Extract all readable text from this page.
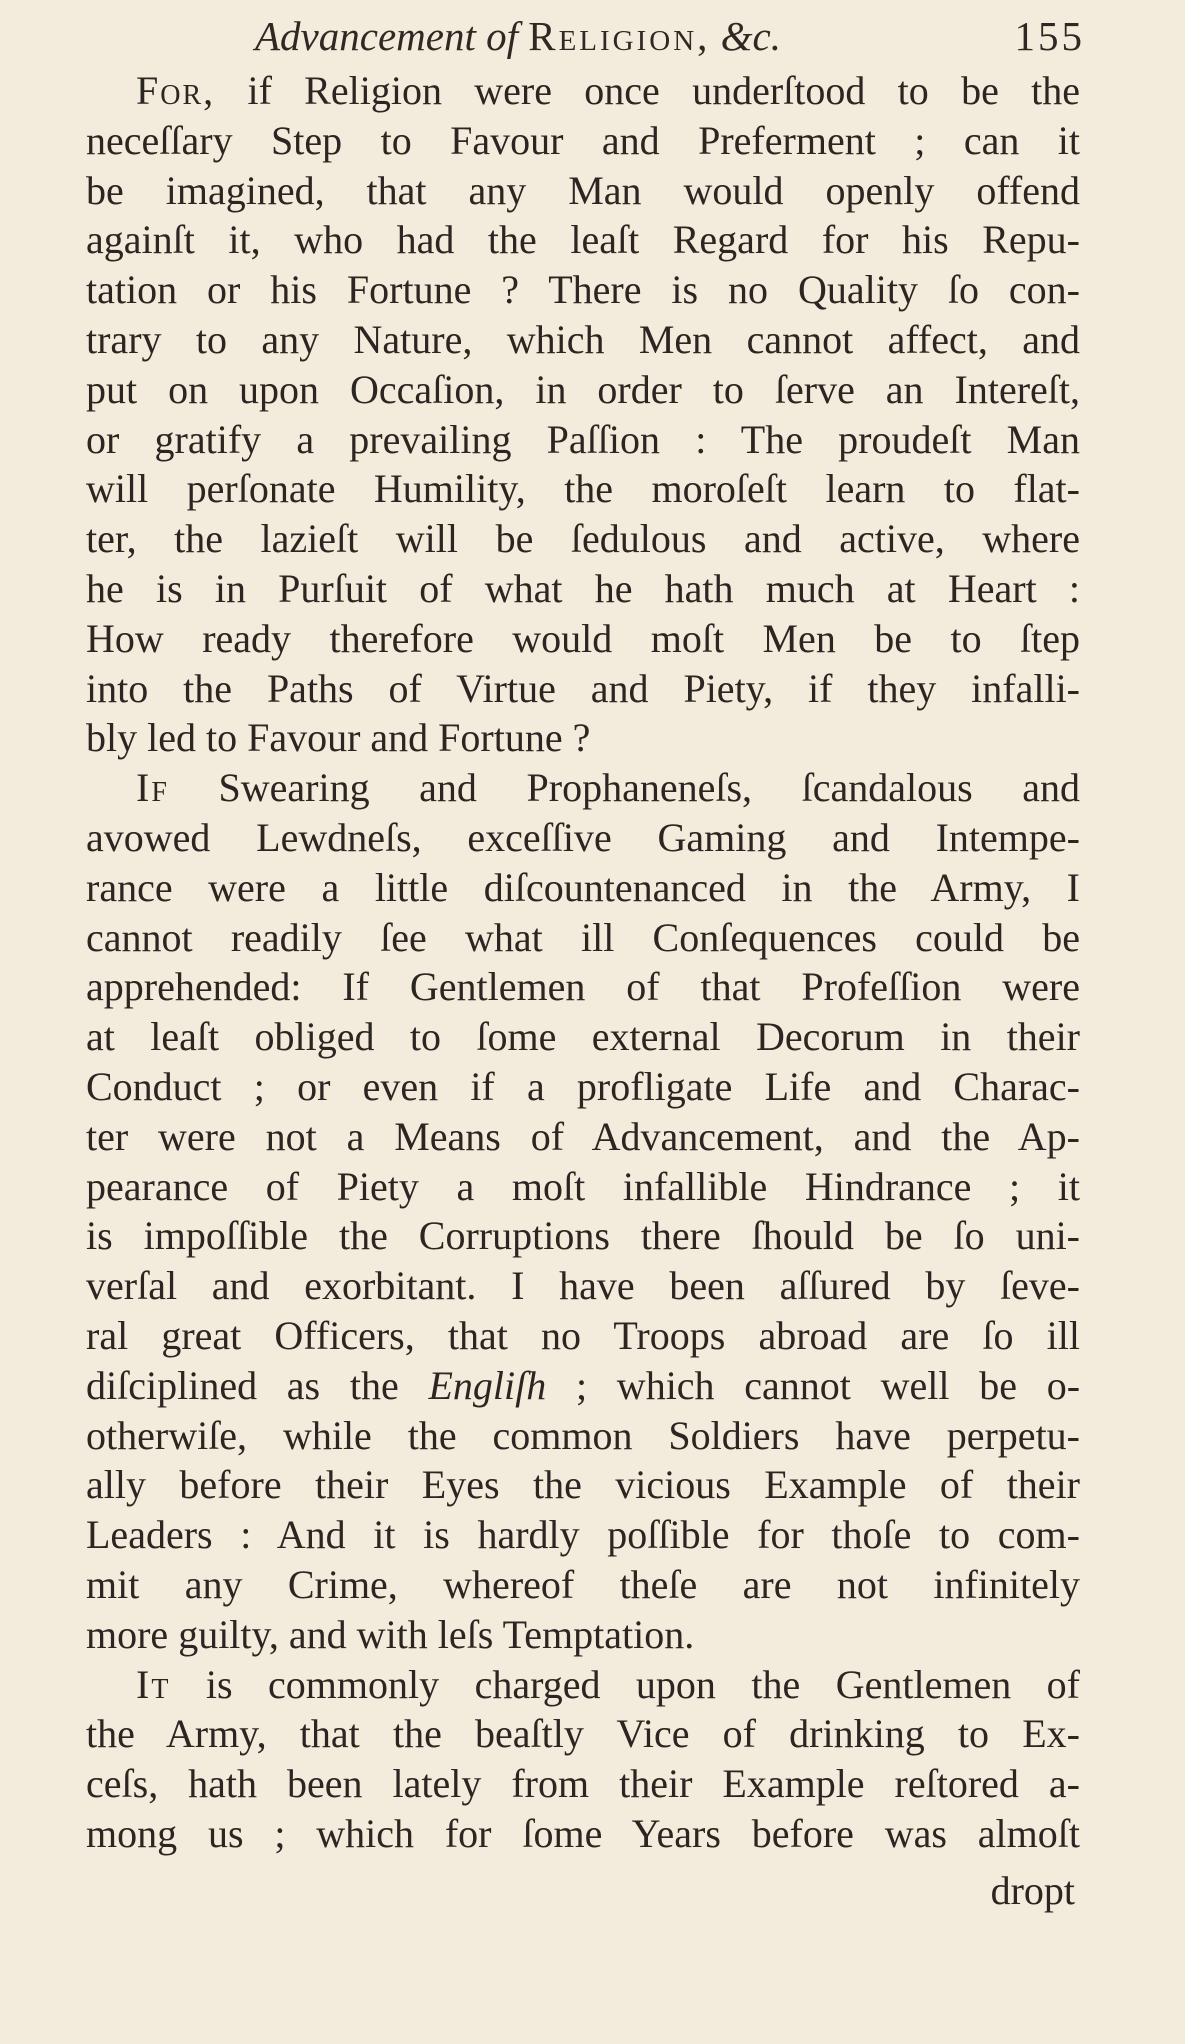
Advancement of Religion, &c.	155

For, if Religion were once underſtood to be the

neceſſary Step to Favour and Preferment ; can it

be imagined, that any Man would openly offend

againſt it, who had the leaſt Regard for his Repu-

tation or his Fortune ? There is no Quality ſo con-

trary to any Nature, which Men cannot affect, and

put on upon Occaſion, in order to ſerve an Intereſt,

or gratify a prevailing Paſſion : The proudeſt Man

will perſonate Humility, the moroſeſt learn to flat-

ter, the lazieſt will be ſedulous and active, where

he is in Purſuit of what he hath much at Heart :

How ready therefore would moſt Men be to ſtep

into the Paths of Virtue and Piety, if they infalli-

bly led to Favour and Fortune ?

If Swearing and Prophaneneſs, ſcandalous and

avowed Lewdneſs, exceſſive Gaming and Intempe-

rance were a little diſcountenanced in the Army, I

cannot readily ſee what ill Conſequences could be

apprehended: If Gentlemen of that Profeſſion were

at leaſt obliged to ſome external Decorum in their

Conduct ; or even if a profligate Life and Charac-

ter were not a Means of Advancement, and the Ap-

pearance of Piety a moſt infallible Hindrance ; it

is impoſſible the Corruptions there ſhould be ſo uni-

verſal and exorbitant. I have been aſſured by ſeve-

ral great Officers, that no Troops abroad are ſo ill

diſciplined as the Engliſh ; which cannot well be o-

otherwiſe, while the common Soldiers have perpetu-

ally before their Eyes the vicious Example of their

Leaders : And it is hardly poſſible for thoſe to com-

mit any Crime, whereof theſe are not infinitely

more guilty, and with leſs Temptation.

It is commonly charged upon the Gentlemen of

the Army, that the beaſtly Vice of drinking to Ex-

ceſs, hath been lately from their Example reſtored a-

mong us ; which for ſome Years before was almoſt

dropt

★ ★ ★

* **Work instructions**
Copy all lines from the listing that contain "ſome".

* **Finished task**
at leaſt obliged to ſome external Decorum in their
mong us ; which for ſome Years before was almoſt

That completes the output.